Your answer must be an exact copy of the listing that follows, with all pictures omitted.
BEGIN
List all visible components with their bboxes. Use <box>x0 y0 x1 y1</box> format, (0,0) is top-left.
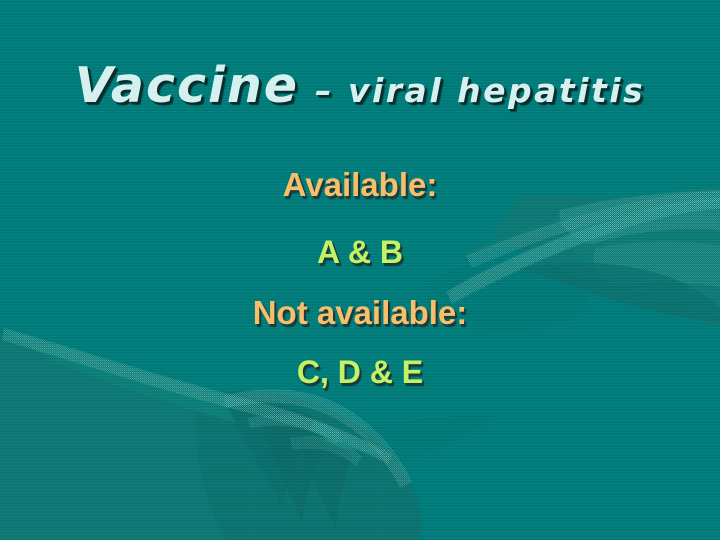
title-main-text: Vaccine <box>75 57 299 114</box>
slide-content: Vaccine– viral hepatitis Available: A & … <box>0 0 720 540</box>
not-available-values: C, D & E <box>0 354 720 391</box>
available-values: A & B <box>0 234 720 271</box>
slide-canvas: Vaccine– viral hepatitis Available: A & … <box>0 0 720 540</box>
available-label: Available: <box>0 166 720 204</box>
slide-title: Vaccine– viral hepatitis <box>0 57 720 114</box>
title-subtitle-text: – viral hepatitis <box>315 71 645 110</box>
not-available-label: Not available: <box>0 294 720 332</box>
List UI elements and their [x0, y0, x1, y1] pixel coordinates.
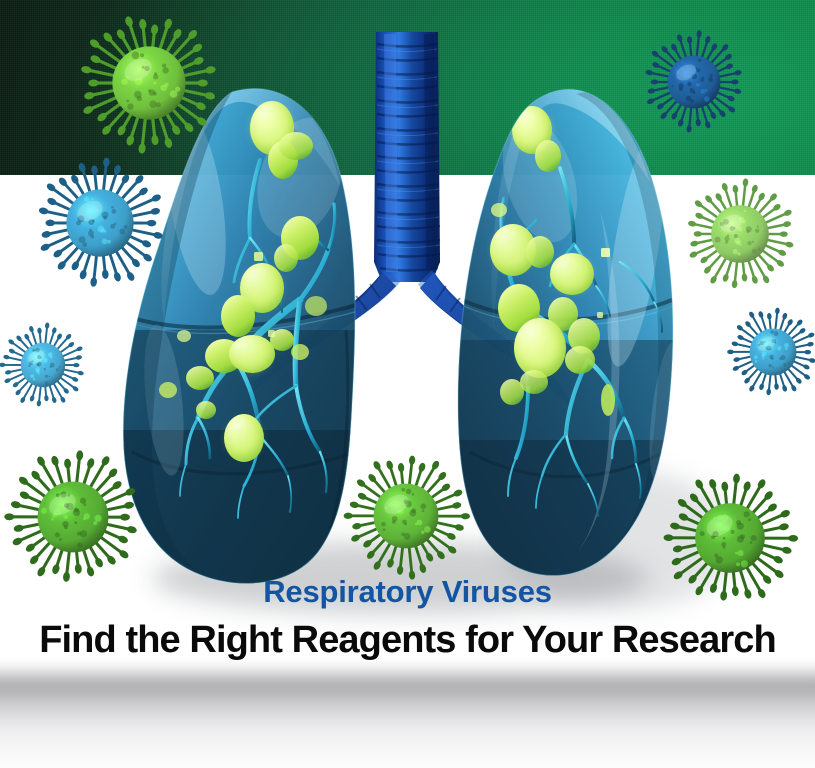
- virus-blue-mid-left-icon: [0, 322, 84, 406]
- page-subtitle: Find the Right Reagents for Your Researc…: [0, 620, 815, 662]
- bronchi: [248, 270, 572, 410]
- virus-blue-mid-right-icon: [727, 307, 815, 395]
- virus-green-lower-left-icon: [4, 450, 137, 582]
- virus-blue-upper-left-icon: [38, 157, 163, 287]
- bottom-drop-shadow: [0, 676, 815, 768]
- promo-banner-image: Respiratory Viruses Find the Right Reage…: [0, 0, 815, 768]
- virus-green-lower-center-icon: [344, 455, 470, 580]
- page-title: Respiratory Viruses: [0, 575, 815, 610]
- virus-green-upper-right-icon: [688, 178, 794, 288]
- top-green-banner: [0, 0, 815, 175]
- caption-block: Respiratory Viruses Find the Right Reage…: [0, 575, 815, 662]
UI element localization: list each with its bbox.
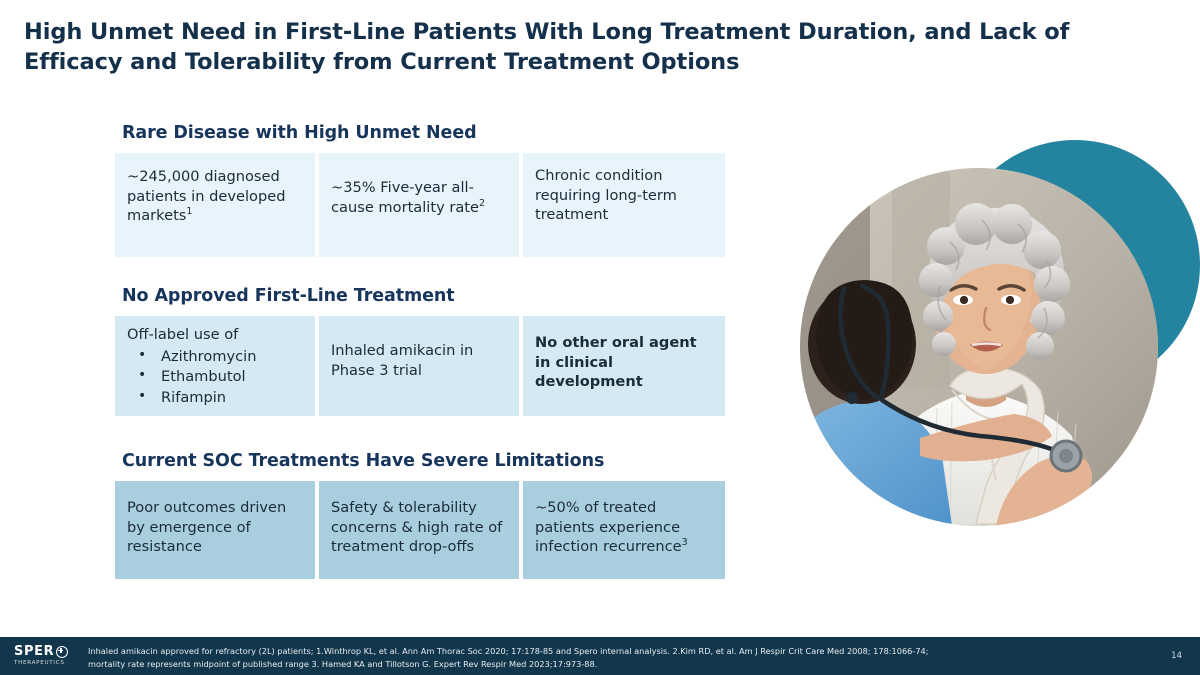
END
Output below:
List all visible components with their bboxes. Use <box>x0 y0 x1 y1</box> format, (0,0) is top-left.
title-main-text: Vaccine <box>75 57 299 114</box>
slide-content: Vaccine– viral hepatitis Available: A & … <box>0 0 720 540</box>
not-available-values: C, D & E <box>0 354 720 391</box>
available-values: A & B <box>0 234 720 271</box>
slide-canvas: Vaccine– viral hepatitis Available: A & … <box>0 0 720 540</box>
available-label: Available: <box>0 166 720 204</box>
slide-title: Vaccine– viral hepatitis <box>0 57 720 114</box>
title-subtitle-text: – viral hepatitis <box>315 71 645 110</box>
not-available-label: Not available: <box>0 294 720 332</box>
List UI elements and their [x0, y0, x1, y1] pixel coordinates.
- virus-blue-mid-left-icon: [0, 322, 84, 406]
- page-subtitle: Find the Right Reagents for Your Researc…: [0, 620, 815, 662]
- bronchi: [248, 270, 572, 410]
- virus-blue-mid-right-icon: [727, 307, 815, 395]
- virus-green-lower-left-icon: [4, 450, 137, 582]
- virus-blue-upper-left-icon: [38, 157, 163, 287]
- bottom-drop-shadow: [0, 676, 815, 768]
- promo-banner-image: Respiratory Viruses Find the Right Reage…: [0, 0, 815, 768]
- virus-green-lower-center-icon: [344, 455, 470, 580]
- page-title: Respiratory Viruses: [0, 575, 815, 610]
- virus-green-upper-right-icon: [688, 178, 794, 288]
- top-green-banner: [0, 0, 815, 175]
- caption-block: Respiratory Viruses Find the Right Reage…: [0, 575, 815, 662]
UI element localization: list each with its bbox.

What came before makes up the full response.